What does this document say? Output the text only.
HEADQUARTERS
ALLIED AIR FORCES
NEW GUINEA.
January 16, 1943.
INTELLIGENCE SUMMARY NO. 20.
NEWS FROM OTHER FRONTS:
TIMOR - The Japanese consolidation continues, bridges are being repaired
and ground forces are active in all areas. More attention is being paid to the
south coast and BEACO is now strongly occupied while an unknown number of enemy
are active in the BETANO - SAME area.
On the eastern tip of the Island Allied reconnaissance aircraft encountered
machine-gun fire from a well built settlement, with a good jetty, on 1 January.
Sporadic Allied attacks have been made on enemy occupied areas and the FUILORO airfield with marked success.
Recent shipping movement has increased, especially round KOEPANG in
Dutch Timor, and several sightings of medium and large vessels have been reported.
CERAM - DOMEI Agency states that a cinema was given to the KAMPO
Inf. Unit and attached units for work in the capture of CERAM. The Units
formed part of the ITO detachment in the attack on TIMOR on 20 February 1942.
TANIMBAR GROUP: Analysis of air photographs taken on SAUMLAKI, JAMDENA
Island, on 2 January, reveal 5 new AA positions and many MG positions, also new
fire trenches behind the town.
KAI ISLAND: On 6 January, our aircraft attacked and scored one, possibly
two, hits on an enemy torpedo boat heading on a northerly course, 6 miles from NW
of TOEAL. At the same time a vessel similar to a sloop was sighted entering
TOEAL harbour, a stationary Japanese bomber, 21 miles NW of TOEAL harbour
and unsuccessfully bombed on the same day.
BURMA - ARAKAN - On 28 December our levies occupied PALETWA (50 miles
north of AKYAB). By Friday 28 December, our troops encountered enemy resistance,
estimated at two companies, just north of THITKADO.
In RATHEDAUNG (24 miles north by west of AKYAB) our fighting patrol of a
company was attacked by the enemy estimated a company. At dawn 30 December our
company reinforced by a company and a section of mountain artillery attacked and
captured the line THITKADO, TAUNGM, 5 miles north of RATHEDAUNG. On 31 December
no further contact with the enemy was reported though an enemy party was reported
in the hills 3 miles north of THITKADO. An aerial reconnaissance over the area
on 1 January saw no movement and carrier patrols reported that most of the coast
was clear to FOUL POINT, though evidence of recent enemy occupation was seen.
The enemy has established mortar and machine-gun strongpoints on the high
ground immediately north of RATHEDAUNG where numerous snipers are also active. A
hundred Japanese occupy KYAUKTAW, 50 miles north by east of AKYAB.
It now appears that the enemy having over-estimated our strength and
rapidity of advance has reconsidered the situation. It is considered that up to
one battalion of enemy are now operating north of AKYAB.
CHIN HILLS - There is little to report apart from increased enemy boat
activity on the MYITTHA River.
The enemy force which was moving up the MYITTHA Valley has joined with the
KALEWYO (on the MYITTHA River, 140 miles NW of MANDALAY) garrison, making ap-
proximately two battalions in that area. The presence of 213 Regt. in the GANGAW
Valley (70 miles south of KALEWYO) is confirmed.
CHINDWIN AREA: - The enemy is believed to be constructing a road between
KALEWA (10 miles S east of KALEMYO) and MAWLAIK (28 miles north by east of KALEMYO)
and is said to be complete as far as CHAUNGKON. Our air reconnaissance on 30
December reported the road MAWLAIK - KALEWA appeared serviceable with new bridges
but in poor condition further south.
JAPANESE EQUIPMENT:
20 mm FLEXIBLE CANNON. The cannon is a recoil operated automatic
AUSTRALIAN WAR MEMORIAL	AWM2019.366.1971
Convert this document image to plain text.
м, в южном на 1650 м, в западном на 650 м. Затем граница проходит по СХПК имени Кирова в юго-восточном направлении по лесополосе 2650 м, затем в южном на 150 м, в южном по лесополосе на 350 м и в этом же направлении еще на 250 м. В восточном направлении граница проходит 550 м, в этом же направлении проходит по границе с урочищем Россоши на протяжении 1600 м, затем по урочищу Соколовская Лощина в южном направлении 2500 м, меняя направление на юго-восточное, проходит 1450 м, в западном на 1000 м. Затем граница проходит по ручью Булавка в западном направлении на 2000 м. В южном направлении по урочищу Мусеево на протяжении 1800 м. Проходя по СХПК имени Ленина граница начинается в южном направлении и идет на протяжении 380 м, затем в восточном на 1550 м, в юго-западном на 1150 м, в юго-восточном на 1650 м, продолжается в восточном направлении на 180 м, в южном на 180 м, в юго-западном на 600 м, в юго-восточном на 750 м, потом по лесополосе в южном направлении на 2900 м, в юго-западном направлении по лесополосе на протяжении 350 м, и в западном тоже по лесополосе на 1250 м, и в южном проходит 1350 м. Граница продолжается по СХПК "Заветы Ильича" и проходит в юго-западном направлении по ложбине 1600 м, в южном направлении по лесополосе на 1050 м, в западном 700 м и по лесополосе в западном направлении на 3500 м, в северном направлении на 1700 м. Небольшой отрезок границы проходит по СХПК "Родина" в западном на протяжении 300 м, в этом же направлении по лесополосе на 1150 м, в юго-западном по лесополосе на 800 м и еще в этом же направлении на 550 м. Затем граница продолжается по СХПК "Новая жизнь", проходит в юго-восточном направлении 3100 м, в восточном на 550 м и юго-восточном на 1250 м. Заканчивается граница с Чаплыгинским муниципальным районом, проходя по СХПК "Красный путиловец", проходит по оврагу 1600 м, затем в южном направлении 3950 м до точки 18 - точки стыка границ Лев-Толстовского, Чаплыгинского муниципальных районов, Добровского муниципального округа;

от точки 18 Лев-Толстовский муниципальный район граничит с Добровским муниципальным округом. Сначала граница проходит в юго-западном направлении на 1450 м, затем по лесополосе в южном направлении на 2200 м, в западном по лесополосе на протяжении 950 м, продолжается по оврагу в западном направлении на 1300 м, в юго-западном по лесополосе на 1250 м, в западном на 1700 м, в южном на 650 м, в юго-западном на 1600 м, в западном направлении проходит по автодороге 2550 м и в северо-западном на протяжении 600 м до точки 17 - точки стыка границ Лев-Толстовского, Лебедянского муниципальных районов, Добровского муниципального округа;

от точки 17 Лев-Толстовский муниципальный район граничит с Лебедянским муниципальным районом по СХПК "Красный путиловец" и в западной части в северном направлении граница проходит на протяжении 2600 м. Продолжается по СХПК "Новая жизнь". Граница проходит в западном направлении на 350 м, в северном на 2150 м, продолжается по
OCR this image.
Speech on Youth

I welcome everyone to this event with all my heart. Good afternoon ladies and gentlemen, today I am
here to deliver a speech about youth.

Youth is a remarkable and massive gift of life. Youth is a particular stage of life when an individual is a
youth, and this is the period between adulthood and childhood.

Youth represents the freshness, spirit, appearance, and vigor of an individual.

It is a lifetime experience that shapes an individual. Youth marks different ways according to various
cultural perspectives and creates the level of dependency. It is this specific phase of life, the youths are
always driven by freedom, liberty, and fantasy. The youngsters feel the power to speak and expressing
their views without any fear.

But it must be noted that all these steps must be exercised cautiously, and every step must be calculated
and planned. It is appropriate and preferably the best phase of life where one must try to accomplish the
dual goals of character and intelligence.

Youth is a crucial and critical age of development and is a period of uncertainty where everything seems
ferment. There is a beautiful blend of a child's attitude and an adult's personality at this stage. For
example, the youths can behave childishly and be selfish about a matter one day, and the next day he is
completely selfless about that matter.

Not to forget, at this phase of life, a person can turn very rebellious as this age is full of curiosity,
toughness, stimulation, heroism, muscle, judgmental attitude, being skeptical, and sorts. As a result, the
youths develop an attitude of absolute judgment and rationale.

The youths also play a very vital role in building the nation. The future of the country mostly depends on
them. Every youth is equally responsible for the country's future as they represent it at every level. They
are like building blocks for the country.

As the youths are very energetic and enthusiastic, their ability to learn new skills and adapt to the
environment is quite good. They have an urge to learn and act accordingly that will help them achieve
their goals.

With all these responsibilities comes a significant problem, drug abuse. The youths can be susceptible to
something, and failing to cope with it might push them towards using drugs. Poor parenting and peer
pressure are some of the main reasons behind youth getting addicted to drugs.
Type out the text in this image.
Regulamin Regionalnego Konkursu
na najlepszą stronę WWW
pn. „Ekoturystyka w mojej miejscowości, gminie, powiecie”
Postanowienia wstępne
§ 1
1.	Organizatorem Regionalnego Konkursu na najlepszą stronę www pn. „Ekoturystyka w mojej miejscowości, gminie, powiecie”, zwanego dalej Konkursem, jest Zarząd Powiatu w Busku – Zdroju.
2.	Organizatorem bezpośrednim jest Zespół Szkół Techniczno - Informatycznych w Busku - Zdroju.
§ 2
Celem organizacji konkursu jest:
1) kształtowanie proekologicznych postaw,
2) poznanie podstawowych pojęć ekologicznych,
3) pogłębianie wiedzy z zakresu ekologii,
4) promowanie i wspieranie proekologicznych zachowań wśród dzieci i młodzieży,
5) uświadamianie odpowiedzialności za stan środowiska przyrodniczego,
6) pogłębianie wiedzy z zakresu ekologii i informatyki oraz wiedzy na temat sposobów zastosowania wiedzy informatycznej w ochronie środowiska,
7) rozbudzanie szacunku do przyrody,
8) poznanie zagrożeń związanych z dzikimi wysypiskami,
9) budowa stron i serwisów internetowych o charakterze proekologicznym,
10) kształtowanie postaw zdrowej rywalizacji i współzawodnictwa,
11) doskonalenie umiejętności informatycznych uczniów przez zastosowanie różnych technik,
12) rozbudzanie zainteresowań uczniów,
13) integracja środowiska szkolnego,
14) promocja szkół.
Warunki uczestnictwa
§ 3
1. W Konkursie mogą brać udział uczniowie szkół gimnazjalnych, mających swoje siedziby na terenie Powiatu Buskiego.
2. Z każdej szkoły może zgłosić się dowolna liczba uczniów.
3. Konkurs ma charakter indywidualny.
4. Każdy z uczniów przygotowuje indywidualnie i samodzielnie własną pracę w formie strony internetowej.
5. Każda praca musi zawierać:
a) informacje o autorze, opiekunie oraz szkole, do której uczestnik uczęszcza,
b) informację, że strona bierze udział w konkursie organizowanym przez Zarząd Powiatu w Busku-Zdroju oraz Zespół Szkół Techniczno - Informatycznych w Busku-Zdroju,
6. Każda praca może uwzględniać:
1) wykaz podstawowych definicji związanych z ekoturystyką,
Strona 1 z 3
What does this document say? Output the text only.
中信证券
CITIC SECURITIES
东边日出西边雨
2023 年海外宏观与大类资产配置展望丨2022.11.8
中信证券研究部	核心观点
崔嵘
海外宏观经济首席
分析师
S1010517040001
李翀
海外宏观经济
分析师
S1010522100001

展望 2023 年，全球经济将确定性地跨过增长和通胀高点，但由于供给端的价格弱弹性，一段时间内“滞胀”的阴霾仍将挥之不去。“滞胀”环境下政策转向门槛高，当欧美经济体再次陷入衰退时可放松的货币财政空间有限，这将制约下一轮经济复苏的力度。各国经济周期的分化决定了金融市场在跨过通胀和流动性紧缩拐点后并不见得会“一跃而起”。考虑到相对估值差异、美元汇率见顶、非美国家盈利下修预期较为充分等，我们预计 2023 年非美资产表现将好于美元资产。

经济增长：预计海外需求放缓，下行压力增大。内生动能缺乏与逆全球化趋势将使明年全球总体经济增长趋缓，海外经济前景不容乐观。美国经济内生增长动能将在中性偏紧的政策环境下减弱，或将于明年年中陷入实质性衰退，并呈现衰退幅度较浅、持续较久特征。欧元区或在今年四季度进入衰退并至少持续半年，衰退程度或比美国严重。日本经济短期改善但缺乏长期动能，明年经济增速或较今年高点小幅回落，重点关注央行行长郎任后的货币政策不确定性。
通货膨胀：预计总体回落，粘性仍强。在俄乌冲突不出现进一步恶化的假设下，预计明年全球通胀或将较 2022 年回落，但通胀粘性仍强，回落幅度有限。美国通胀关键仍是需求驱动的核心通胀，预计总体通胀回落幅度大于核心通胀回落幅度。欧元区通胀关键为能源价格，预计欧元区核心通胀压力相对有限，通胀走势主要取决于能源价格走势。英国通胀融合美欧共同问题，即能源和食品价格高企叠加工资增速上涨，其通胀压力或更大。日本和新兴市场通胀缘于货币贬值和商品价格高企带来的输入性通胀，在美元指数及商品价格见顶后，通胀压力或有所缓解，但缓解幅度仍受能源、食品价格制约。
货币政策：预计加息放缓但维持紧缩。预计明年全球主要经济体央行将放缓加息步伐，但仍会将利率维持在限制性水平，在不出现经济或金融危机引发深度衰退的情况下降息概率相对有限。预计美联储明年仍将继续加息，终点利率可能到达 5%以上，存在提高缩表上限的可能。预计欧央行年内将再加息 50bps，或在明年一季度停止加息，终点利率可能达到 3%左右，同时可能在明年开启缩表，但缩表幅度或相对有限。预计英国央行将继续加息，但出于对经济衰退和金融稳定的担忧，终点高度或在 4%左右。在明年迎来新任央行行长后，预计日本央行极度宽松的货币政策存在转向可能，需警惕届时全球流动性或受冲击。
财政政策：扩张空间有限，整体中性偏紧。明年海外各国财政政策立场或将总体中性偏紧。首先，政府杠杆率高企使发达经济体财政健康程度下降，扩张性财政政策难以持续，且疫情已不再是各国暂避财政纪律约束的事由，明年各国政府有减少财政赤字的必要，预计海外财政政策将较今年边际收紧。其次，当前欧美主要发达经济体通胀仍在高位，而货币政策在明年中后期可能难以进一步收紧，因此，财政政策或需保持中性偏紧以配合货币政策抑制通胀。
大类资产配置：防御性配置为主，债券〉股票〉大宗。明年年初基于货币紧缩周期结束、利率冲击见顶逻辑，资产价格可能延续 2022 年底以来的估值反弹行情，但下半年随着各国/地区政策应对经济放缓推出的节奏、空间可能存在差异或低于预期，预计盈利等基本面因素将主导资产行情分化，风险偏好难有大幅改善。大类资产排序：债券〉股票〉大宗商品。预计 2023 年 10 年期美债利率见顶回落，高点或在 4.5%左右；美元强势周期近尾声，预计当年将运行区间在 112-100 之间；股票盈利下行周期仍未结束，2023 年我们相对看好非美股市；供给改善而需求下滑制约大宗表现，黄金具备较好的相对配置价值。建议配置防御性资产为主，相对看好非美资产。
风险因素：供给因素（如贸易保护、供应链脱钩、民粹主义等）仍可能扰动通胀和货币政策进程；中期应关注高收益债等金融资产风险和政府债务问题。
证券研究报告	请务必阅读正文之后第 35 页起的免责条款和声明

==========

§ Exercise directions
Using the listing above, pick out each line that contains the word "occupied", then copy it.

§ Task answer
south coast and BEACO is now strongly occupied while an unknown number of enemy
Sporadic Allied attacks have been made on enemy occupied areas and the FUILORO airfield with marked success.
BURMA - ARAKAN - On 28 December our levies occupied PALETWA (50 miles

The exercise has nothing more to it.